Il est récompensé de ses pérégrinations pacifiques par de multiples décorations : Prix des droits humains des Nations unies en 1998, médaille présidentielle de la Liberté, la plus haute distinction civile américaine, en 1999. Et surtout, prix Nobel de la Paix en 2002. Il prononce, au moment de la cérémonie, un vibrant hommage à l’ONU : « Il faut se confronter à ces défis planétaires en insistant sur la paix, sur l’harmonie avec les autres, avec des alliances fortes et un consensus international […] Aussi imparfaite qu’elle puisse être, l’Organisation des Nations unies est le meilleur moyen d’y parvenir. »
Le « diacre »

**CONSIGNES**
a – Dites si chacune de ces affirmations concorde avec l'extrait sur les distinctions reçues, en répondant par oui ou par non et en citant les mots décisifs du texte : (i) il a reçu la médaille présidentielle de la Liberté en 1999 ; (ii) le prix Nobel de la Paix lui a été attribué en 1998 ; (iii) dans son discours, il présente l'ONU comme une organisation parfaite.
b – Prolongez l'extrait sur les distinctions reçues et le prix Nobel de la Paix, à partir du titre « Le « diacre » » qui le termine.
Le matériel qui suit n'est pas nécessaire.

Entrées du jeu de données:
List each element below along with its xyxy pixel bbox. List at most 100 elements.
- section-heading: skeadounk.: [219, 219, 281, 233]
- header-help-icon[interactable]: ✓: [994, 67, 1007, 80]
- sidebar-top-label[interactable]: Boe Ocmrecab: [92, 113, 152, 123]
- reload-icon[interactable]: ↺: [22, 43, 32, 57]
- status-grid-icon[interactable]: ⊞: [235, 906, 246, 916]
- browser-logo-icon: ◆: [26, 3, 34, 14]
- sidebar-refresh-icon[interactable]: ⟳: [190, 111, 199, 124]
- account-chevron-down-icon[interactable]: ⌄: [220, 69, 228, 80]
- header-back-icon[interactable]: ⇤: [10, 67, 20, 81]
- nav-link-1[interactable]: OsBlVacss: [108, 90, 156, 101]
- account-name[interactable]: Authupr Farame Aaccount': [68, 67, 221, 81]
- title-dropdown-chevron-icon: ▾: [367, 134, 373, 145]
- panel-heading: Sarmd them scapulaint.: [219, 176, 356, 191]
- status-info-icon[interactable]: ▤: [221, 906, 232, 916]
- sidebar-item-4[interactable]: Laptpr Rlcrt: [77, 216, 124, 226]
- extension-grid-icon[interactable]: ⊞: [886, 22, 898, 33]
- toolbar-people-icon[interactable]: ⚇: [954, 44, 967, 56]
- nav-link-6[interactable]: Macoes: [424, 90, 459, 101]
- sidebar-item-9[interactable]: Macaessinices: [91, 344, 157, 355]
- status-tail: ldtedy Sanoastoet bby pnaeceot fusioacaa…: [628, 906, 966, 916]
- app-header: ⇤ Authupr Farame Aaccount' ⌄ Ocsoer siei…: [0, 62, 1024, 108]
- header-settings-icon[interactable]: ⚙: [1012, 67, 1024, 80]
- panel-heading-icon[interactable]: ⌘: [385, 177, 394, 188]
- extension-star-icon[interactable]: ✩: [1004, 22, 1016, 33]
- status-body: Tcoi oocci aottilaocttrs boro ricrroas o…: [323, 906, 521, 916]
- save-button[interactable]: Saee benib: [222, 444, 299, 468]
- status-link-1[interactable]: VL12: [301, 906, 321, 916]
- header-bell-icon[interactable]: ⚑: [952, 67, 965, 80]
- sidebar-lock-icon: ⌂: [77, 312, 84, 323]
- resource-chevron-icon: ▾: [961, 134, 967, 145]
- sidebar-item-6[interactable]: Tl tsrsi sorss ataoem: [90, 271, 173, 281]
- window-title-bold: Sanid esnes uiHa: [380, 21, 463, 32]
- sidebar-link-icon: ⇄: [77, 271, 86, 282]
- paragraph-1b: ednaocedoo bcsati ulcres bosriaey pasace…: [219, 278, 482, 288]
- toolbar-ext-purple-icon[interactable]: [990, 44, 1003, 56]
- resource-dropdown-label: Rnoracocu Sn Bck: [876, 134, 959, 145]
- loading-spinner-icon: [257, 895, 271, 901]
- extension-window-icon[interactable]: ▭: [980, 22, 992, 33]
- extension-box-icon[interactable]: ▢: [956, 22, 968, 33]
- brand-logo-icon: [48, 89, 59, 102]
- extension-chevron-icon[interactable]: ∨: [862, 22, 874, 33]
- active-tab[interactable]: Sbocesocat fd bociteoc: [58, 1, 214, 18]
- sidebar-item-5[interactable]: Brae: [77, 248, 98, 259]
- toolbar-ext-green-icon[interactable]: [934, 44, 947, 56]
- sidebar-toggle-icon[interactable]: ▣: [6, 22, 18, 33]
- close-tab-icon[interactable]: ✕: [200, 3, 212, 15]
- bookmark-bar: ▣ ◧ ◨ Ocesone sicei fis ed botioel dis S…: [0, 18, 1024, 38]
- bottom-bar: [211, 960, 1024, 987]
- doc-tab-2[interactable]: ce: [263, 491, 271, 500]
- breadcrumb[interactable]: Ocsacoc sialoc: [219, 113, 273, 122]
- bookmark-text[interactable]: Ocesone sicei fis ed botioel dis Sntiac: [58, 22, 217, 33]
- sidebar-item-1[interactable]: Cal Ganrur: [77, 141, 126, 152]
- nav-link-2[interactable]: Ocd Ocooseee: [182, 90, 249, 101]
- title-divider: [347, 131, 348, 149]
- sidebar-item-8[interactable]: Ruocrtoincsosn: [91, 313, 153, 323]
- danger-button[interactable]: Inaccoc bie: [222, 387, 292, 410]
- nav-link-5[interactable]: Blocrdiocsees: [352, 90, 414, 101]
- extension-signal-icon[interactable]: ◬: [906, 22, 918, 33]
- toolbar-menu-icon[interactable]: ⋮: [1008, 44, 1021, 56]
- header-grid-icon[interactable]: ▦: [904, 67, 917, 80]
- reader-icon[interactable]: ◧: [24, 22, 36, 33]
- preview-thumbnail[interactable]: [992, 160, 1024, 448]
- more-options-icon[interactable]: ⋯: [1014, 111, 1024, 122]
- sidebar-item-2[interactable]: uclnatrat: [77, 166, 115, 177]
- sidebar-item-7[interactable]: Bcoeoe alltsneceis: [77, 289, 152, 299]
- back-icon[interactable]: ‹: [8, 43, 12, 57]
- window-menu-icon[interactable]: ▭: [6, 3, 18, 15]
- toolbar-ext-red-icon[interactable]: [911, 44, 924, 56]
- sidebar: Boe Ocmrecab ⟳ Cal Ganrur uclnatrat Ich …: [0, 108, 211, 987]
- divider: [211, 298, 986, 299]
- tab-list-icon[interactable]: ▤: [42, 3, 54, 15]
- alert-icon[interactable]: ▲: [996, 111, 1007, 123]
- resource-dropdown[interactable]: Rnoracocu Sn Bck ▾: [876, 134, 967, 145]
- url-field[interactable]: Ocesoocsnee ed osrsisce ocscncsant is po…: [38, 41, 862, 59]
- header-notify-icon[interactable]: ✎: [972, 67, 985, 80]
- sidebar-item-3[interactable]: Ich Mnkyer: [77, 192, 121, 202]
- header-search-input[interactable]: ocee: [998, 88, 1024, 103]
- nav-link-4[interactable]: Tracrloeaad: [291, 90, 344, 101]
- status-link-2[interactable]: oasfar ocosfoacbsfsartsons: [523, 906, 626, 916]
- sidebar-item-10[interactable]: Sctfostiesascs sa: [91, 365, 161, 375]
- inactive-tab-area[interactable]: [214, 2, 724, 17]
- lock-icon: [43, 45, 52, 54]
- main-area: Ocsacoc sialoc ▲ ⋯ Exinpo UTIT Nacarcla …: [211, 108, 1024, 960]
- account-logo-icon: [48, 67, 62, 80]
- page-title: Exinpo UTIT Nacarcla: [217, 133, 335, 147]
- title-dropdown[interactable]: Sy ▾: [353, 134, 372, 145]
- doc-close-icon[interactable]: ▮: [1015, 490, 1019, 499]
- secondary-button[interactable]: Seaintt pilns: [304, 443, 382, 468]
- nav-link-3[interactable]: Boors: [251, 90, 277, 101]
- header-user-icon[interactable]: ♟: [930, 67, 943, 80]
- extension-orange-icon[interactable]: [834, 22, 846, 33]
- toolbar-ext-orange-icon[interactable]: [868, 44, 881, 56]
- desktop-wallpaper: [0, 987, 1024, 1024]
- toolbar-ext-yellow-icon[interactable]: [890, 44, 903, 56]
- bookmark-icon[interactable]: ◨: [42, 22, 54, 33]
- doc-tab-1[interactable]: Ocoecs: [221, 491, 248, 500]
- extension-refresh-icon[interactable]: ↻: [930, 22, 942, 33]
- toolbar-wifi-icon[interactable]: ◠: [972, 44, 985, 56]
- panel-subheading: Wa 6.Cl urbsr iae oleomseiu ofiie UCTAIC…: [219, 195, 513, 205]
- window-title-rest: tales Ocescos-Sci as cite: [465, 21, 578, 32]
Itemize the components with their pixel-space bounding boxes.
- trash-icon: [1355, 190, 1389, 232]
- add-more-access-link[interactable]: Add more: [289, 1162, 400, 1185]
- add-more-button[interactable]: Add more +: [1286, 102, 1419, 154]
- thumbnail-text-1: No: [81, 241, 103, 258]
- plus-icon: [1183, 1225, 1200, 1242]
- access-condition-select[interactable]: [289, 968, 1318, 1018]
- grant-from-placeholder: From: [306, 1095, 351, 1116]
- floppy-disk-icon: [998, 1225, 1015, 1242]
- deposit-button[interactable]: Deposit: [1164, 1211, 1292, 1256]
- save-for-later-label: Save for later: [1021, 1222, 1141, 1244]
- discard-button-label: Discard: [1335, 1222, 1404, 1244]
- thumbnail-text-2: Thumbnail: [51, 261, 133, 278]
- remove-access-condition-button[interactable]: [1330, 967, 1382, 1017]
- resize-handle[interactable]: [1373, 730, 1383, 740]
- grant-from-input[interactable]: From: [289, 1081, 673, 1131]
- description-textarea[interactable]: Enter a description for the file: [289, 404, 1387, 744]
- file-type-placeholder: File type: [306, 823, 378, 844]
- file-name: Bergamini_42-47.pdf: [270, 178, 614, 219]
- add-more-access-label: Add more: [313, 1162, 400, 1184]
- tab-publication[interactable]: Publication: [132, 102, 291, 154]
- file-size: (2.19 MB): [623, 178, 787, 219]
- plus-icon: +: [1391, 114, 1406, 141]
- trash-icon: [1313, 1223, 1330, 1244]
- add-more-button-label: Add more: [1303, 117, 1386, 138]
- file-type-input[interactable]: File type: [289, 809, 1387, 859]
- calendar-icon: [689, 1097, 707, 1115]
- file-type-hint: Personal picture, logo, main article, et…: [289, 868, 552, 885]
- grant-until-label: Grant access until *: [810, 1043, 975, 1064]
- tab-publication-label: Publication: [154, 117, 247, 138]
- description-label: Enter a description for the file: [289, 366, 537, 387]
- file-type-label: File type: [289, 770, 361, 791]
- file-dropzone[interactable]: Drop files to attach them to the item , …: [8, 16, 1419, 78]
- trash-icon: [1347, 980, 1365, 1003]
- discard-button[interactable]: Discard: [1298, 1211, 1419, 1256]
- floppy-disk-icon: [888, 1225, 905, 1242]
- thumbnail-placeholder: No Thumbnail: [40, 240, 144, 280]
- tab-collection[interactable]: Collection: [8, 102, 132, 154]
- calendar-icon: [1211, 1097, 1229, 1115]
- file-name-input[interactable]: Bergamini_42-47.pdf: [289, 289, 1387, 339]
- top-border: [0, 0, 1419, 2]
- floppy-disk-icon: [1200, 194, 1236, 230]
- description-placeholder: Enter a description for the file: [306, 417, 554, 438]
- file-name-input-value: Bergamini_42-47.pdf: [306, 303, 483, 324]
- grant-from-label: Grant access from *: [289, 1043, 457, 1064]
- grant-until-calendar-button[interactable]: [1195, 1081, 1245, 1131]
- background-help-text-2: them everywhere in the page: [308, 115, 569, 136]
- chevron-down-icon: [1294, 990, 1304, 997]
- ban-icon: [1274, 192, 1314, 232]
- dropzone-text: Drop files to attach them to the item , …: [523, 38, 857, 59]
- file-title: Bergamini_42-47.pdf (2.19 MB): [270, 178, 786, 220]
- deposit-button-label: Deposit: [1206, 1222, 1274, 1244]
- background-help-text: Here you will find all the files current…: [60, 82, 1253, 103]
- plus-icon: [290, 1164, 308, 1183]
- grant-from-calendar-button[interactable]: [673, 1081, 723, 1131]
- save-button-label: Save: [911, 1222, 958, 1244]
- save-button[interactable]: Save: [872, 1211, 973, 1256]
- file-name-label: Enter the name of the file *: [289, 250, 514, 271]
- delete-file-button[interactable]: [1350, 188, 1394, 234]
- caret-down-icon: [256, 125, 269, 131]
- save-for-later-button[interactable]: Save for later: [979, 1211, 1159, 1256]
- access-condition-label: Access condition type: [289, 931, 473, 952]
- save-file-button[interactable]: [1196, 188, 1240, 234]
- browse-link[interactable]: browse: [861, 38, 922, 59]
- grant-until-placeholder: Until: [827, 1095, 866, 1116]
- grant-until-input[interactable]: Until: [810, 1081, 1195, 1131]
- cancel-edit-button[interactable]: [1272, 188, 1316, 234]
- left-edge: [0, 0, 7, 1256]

**RÉPONSES ATTENDUES**
a –
(i) Oui : « médaille présidentielle de la Liberté, la plus haute distinction civile américaine, en 1999 ».
(ii) Non : « Et surtout, prix Nobel de la Paix en 2002 ».
(iii) Non : « Aussi imparfaite qu’elle puisse être, l’Organisation des Nations unies est le meilleur moyen d’y parvenir ».

b –
Contrairement à beaucoup d’autres présidents américains, Jimmy Carter ne s’est jamais privé de mettre des bâtons dans les roues de ses successeurs, y compris démocrates. En 1992, il refuse de soutenir Bill Clinton dans la course à la Maison Blanche. « Les gens cherchent quelqu’un d’honnête qui dit la vérité. » En 2008, il soutient Barack Obama, et en 2016, il avoue avoir voté pour Bernie Sanders – dans les deux cas contre Hillary Clinton. Cela ne l’empêche pas, pendant les années Obama, de critiquer la politique du premier président noir des États-Unis, notamment sur la question de Guantanamo, ou des drones de combat utilisés au Yémen et au Pakistan.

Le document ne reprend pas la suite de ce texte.